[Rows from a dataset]
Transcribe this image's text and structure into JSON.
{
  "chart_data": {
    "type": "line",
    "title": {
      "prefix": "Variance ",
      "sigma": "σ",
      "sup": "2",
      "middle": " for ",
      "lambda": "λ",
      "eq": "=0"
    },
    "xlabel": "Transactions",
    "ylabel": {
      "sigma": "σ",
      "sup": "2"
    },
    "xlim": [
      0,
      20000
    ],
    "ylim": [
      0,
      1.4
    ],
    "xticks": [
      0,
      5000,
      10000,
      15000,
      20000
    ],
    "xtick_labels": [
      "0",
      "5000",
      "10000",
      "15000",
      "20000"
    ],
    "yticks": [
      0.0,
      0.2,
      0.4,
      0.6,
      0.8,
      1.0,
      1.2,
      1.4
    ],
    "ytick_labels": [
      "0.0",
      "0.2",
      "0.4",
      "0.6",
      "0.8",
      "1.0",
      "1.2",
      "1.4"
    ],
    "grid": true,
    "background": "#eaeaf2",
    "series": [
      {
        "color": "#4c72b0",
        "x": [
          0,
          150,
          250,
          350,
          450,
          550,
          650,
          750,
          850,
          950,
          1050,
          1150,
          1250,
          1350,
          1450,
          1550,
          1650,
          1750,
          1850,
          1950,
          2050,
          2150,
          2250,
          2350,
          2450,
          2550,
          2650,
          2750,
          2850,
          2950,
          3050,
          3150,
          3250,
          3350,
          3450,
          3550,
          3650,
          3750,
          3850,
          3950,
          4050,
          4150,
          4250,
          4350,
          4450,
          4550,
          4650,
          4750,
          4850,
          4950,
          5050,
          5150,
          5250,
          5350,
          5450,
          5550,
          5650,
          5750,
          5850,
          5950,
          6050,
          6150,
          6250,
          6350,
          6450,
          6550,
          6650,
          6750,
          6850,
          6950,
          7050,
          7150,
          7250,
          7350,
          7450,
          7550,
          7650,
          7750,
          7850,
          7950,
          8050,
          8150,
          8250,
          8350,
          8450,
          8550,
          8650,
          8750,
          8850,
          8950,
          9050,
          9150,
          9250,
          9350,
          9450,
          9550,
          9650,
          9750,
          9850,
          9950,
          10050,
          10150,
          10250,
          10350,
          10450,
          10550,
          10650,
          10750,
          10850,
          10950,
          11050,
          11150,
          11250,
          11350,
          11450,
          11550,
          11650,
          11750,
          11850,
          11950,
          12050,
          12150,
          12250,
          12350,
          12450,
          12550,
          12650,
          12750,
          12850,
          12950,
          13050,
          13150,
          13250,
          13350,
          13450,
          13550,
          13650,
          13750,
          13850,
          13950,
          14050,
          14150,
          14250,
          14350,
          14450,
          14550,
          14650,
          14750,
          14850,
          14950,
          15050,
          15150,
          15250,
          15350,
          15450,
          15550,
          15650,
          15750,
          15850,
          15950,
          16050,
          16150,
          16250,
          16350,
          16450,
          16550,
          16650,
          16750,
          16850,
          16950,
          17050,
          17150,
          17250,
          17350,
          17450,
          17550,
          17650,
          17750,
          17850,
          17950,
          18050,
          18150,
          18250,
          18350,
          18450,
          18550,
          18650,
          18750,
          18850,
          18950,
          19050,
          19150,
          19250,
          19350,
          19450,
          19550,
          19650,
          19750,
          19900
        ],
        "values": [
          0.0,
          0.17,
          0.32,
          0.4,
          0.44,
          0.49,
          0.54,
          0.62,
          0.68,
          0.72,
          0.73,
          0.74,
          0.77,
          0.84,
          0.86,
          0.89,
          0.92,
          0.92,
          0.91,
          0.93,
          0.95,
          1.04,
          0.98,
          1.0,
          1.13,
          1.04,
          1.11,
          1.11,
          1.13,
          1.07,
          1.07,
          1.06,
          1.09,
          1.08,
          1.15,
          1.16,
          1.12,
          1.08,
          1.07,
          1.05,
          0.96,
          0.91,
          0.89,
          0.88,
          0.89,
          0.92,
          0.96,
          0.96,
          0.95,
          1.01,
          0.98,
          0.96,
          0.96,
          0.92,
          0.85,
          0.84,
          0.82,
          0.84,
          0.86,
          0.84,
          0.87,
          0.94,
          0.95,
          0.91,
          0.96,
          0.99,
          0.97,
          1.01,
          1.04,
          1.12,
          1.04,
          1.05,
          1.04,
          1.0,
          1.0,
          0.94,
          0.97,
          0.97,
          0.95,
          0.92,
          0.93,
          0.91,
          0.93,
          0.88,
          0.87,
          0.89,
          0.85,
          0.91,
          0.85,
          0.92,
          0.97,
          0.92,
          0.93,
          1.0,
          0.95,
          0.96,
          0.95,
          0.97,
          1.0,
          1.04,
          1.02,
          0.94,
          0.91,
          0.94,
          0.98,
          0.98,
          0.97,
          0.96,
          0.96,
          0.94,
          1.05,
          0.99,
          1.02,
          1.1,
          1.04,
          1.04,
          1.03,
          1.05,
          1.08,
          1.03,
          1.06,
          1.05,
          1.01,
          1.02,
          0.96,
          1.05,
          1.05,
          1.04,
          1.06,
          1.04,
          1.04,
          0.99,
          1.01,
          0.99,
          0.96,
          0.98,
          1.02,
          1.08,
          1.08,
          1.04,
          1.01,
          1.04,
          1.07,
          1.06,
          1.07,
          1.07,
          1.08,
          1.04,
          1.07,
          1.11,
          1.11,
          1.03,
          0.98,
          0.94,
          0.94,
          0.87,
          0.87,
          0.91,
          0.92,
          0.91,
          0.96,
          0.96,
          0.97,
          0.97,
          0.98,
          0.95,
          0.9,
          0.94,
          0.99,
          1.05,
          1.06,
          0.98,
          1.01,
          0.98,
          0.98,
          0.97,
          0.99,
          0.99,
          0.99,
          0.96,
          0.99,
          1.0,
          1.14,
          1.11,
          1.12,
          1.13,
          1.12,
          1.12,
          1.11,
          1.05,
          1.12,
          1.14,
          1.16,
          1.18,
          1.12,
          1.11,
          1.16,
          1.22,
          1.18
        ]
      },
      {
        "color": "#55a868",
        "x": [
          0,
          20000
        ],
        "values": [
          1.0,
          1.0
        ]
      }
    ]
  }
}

**Problem statement:** Repeat every entry exactly, please.

**Response:**
Transcribe this image's text and structure into JSON.
{
  "chart_data": {
    "type": "line",
    "title": {
      "prefix": "Variance ",
      "sigma": "σ",
      "sup": "2",
      "middle": " for ",
      "lambda": "λ",
      "eq": "=0"
    },
    "xlabel": "Transactions",
    "ylabel": {
      "sigma": "σ",
      "sup": "2"
    },
    "xlim": [
      0,
      20000
    ],
    "ylim": [
      0,
      1.4
    ],
    "xticks": [
      0,
      5000,
      10000,
      15000,
      20000
    ],
    "xtick_labels": [
      "0",
      "5000",
      "10000",
      "15000",
      "20000"
    ],
    "yticks": [
      0.0,
      0.2,
      0.4,
      0.6,
      0.8,
      1.0,
      1.2,
      1.4
    ],
    "ytick_labels": [
      "0.0",
      "0.2",
      "0.4",
      "0.6",
      "0.8",
      "1.0",
      "1.2",
      "1.4"
    ],
    "grid": true,
    "background": "#eaeaf2",
    "series": [
      {
        "color": "#4c72b0",
        "x": [
          0,
          150,
          250,
          350,
          450,
          550,
          650,
          750,
          850,
          950,
          1050,
          1150,
          1250,
          1350,
          1450,
          1550,
          1650,
          1750,
          1850,
          1950,
          2050,
          2150,
          2250,
          2350,
          2450,
          2550,
          2650,
          2750,
          2850,
          2950,
          3050,
          3150,
          3250,
          3350,
          3450,
          3550,
          3650,
          3750,
          3850,
          3950,
          4050,
          4150,
          4250,
          4350,
          4450,
          4550,
          4650,
          4750,
          4850,
          4950,
          5050,
          5150,
          5250,
          5350,
          5450,
          5550,
          5650,
          5750,
          5850,
          5950,
          6050,
          6150,
          6250,
          6350,
          6450,
          6550,
          6650,
          6750,
          6850,
          6950,
          7050,
          7150,
          7250,
          7350,
          7450,
          7550,
          7650,
          7750,
          7850,
          7950,
          8050,
          8150,
          8250,
          8350,
          8450,
          8550,
          8650,
          8750,
          8850,
          8950,
          9050,
          9150,
          9250,
          9350,
          9450,
          9550,
          9650,
          9750,
          9850,
          9950,
          10050,
          10150,
          10250,
          10350,
          10450,
          10550,
          10650,
          10750,
          10850,
          10950,
          11050,
          11150,
          11250,
          11350,
          11450,
          11550,
          11650,
          11750,
          11850,
          11950,
          12050,
          12150,
          12250,
          12350,
          12450,
          12550,
          12650,
          12750,
          12850,
          12950,
          13050,
          13150,
          13250,
          13350,
          13450,
          13550,
          13650,
          13750,
          13850,
          13950,
          14050,
          14150,
          14250,
          14350,
          14450,
          14550,
          14650,
          14750,
          14850,
          14950,
          15050,
          15150,
          15250,
          15350,
          15450,
          15550,
          15650,
          15750,
          15850,
          15950,
          16050,
          16150,
          16250,
          16350,
          16450,
          16550,
          16650,
          16750,
          16850,
          16950,
          17050,
          17150,
          17250,
          17350,
          17450,
          17550,
          17650,
          17750,
          17850,
          17950,
          18050,
          18150,
          18250,
          18350,
          18450,
          18550,
          18650,
          18750,
          18850,
          18950,
          19050,
          19150,
          19250,
          19350,
          19450,
          19550,
          19650,
          19750,
          19900
        ],
        "values": [
          0.0,
          0.17,
          0.32,
          0.4,
          0.44,
          0.49,
          0.54,
          0.62,
          0.68,
          0.72,
          0.73,
          0.74,
          0.77,
          0.84,
          0.86,
          0.89,
          0.92,
          0.92,
          0.91,
          0.93,
          0.95,
          1.04,
          0.98,
          1.0,
          1.13,
          1.04,
          1.11,
          1.11,
          1.13,
          1.07,
          1.07,
          1.06,
          1.09,
          1.08,
          1.15,
          1.16,
          1.12,
          1.08,
          1.07,
          1.05,
          0.96,
          0.91,
          0.89,
          0.88,
          0.89,
          0.92,
          0.96,
          0.96,
          0.95,
          1.01,
          0.98,
          0.96,
          0.96,
          0.92,
          0.85,
          0.84,
          0.82,
          0.84,
          0.86,
          0.84,
          0.87,
          0.94,
          0.95,
          0.91,
          0.96,
          0.99,
          0.97,
          1.01,
          1.04,
          1.12,
          1.04,
          1.05,
          1.04,
          1.0,
          1.0,
          0.94,
          0.97,
          0.97,
          0.95,
          0.92,
          0.93,
          0.91,
          0.93,
          0.88,
          0.87,
          0.89,
          0.85,
          0.91,
          0.85,
          0.92,
          0.97,
          0.92,
          0.93,
          1.0,
          0.95,
          0.96,
          0.95,
          0.97,
          1.0,
          1.04,
          1.02,
          0.94,
          0.91,
          0.94,
          0.98,
          0.98,
          0.97,
          0.96,
          0.96,
          0.94,
          1.05,
          0.99,
          1.02,
          1.1,
          1.04,
          1.04,
          1.03,
          1.05,
          1.08,
          1.03,
          1.06,
          1.05,
          1.01,
          1.02,
          0.96,
          1.05,
          1.05,
          1.04,
          1.06,
          1.04,
          1.04,
          0.99,
          1.01,
          0.99,
          0.96,
          0.98,
          1.02,
          1.08,
          1.08,
          1.04,
          1.01,
          1.04,
          1.07,
          1.06,
          1.07,
          1.07,
          1.08,
          1.04,
          1.07,
          1.11,
          1.11,
          1.03,
          0.98,
          0.94,
          0.94,
          0.87,
          0.87,
          0.91,
          0.92,
          0.91,
          0.96,
          0.96,
          0.97,
          0.97,
          0.98,
          0.95,
          0.9,
          0.94,
          0.99,
          1.05,
          1.06,
          0.98,
          1.01,
          0.98,
          0.98,
          0.97,
          0.99,
          0.99,
          0.99,
          0.96,
          0.99,
          1.0,
          1.14,
          1.11,
          1.12,
          1.13,
          1.12,
          1.12,
          1.11,
          1.05,
          1.12,
          1.14,
          1.16,
          1.18,
          1.12,
          1.11,
          1.16,
          1.22,
          1.18
        ]
      },
      {
        "color": "#55a868",
        "x": [
          0,
          20000
        ],
        "values": [
          1.0,
          1.0
        ]
      }
    ]
  }
}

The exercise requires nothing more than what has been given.